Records
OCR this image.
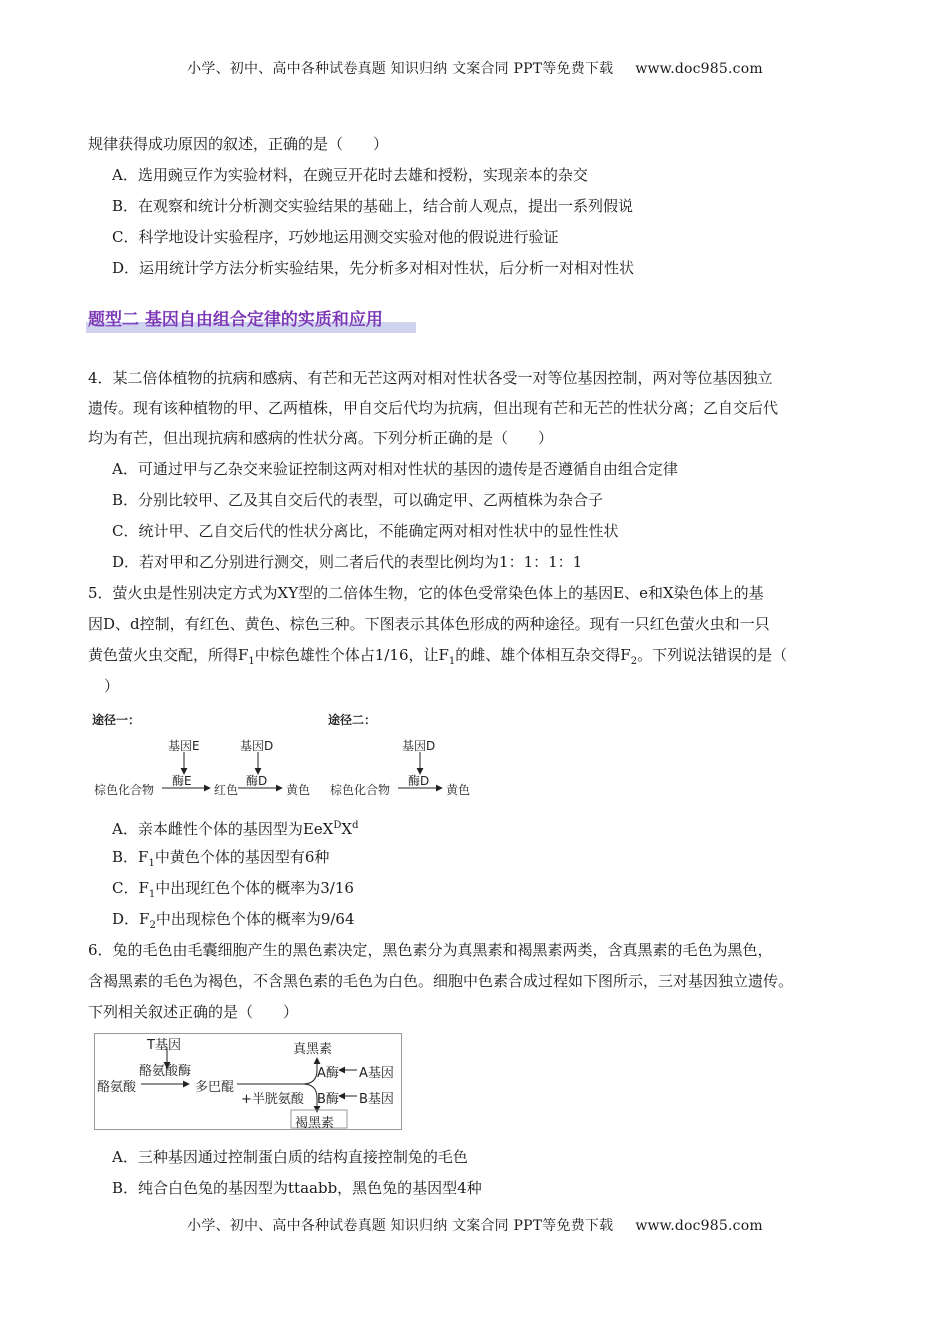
小学、初中、高中各种试卷真题 知识归纳 文案合同 PPT等免费下载 www.doc985.com
规律获得成功原因的叙述，正确的是（　　）
A．选用豌豆作为实验材料，在豌豆开花时去雄和授粉，实现亲本的杂交
B．在观察和统计分析测交实验结果的基础上，结合前人观点，提出一系列假说
C．科学地设计实验程序，巧妙地运用测交实验对他的假说进行验证
D．运用统计学方法分析实验结果，先分析多对相对性状，后分析一对相对性状
题型二 基因自由组合定律的实质和应用
4．某二倍体植物的抗病和感病、有芒和无芒这两对相对性状各受一对等位基因控制，两对等位基因独立
遗传。现有该种植物的甲、乙两植株，甲自交后代均为抗病，但出现有芒和无芒的性状分离；乙自交后代
均为有芒，但出现抗病和感病的性状分离。下列分析正确的是（　　）
A．可通过甲与乙杂交来验证控制这两对相对性状的基因的遗传是否遵循自由组合定律
B．分别比较甲、乙及其自交后代的表型，可以确定甲、乙两植株为杂合子
C．统计甲、乙自交后代的性状分离比，不能确定两对相对性状中的显性性状
D．若对甲和乙分别进行测交，则二者后代的表型比例均为1：1：1：1
5．萤火虫是性别决定方式为XY型的二倍体生物，它的体色受常染色体上的基因E、e和X染色体上的基
因D、d控制，有红色、黄色、棕色三种。下图表示其体色形成的两种途径。现有一只红色萤火虫和一只
黄色萤火虫交配，所得$F_1$中棕色雄性个体占1/16，让$F_1$的雌、雄个体相互杂交得$F_2$。下列说法错误的是（
）
途径一：
基因E	基因D
酶E	酶D
棕色化合物	红色	黄色
途径二：
基因D
酶D
棕色化合物	黄色
A．亲本雌性个体的基因型为$EeX^DX^d$
B．$F_1$中黄色个体的基因型有6种
C．$F_1$中出现红色个体的概率为3/16
D．$F_2$中出现棕色个体的概率为9/64
6．兔的毛色由毛囊细胞产生的黑色素决定，黑色素分为真黑素和褐黑素两类，含真黑素的毛色为黑色，
含褐黑素的毛色为褐色，不含黑色素的毛色为白色。细胞中色素合成过程如下图所示，三对基因独立遗传。
下列相关叙述正确的是（　　）
T基因
酪氨酸酶
酪氨酸	多巴醌
+半胱氨酸
真黑素
褐黑素
A酶
B酶
A基因
B基因
A．三种基因通过控制蛋白质的结构直接控制兔的毛色
B．纯合白色兔的基因型为ttaabb，黑色兔的基因型4种
小学、初中、高中各种试卷真题 知识归纳 文案合同 PPT等免费下载 www.doc985.com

EXERCISE DIRECTIONS: Print the entries above exactly, taking out only the pictures.

EXPECTED ANSWER:
OCR this image.
小学、初中、高中各种试卷真题 知识归纳 文案合同 PPT等免费下载 www.doc985.com
规律获得成功原因的叙述，正确的是（　　）
A．选用豌豆作为实验材料，在豌豆开花时去雄和授粉，实现亲本的杂交
B．在观察和统计分析测交实验结果的基础上，结合前人观点，提出一系列假说
C．科学地设计实验程序，巧妙地运用测交实验对他的假说进行验证
D．运用统计学方法分析实验结果，先分析多对相对性状，后分析一对相对性状
题型二 基因自由组合定律的实质和应用
4．某二倍体植物的抗病和感病、有芒和无芒这两对相对性状各受一对等位基因控制，两对等位基因独立
遗传。现有该种植物的甲、乙两植株，甲自交后代均为抗病，但出现有芒和无芒的性状分离；乙自交后代
均为有芒，但出现抗病和感病的性状分离。下列分析正确的是（　　）
A．可通过甲与乙杂交来验证控制这两对相对性状的基因的遗传是否遵循自由组合定律
B．分别比较甲、乙及其自交后代的表型，可以确定甲、乙两植株为杂合子
C．统计甲、乙自交后代的性状分离比，不能确定两对相对性状中的显性性状
D．若对甲和乙分别进行测交，则二者后代的表型比例均为1：1：1：1
5．萤火虫是性别决定方式为XY型的二倍体生物，它的体色受常染色体上的基因E、e和X染色体上的基
因D、d控制，有红色、黄色、棕色三种。下图表示其体色形成的两种途径。现有一只红色萤火虫和一只
黄色萤火虫交配，所得$F_1$中棕色雄性个体占1/16，让$F_1$的雌、雄个体相互杂交得$F_2$。下列说法错误的是（
）
途径一：
基因E	基因D
酶E	酶D
棕色化合物	红色	黄色
途径二：
基因D
酶D
棕色化合物	黄色
A．亲本雌性个体的基因型为$EeX^DX^d$
B．$F_1$中黄色个体的基因型有6种
C．$F_1$中出现红色个体的概率为3/16
D．$F_2$中出现棕色个体的概率为9/64
6．兔的毛色由毛囊细胞产生的黑色素决定，黑色素分为真黑素和褐黑素两类，含真黑素的毛色为黑色，
含褐黑素的毛色为褐色，不含黑色素的毛色为白色。细胞中色素合成过程如下图所示，三对基因独立遗传。
下列相关叙述正确的是（　　）
T基因
酪氨酸酶
酪氨酸	多巴醌
+半胱氨酸
真黑素
褐黑素
A酶
B酶
A基因
B基因
A．三种基因通过控制蛋白质的结构直接控制兔的毛色
B．纯合白色兔的基因型为ttaabb，黑色兔的基因型4种
小学、初中、高中各种试卷真题 知识归纳 文案合同 PPT等免费下载 www.doc985.com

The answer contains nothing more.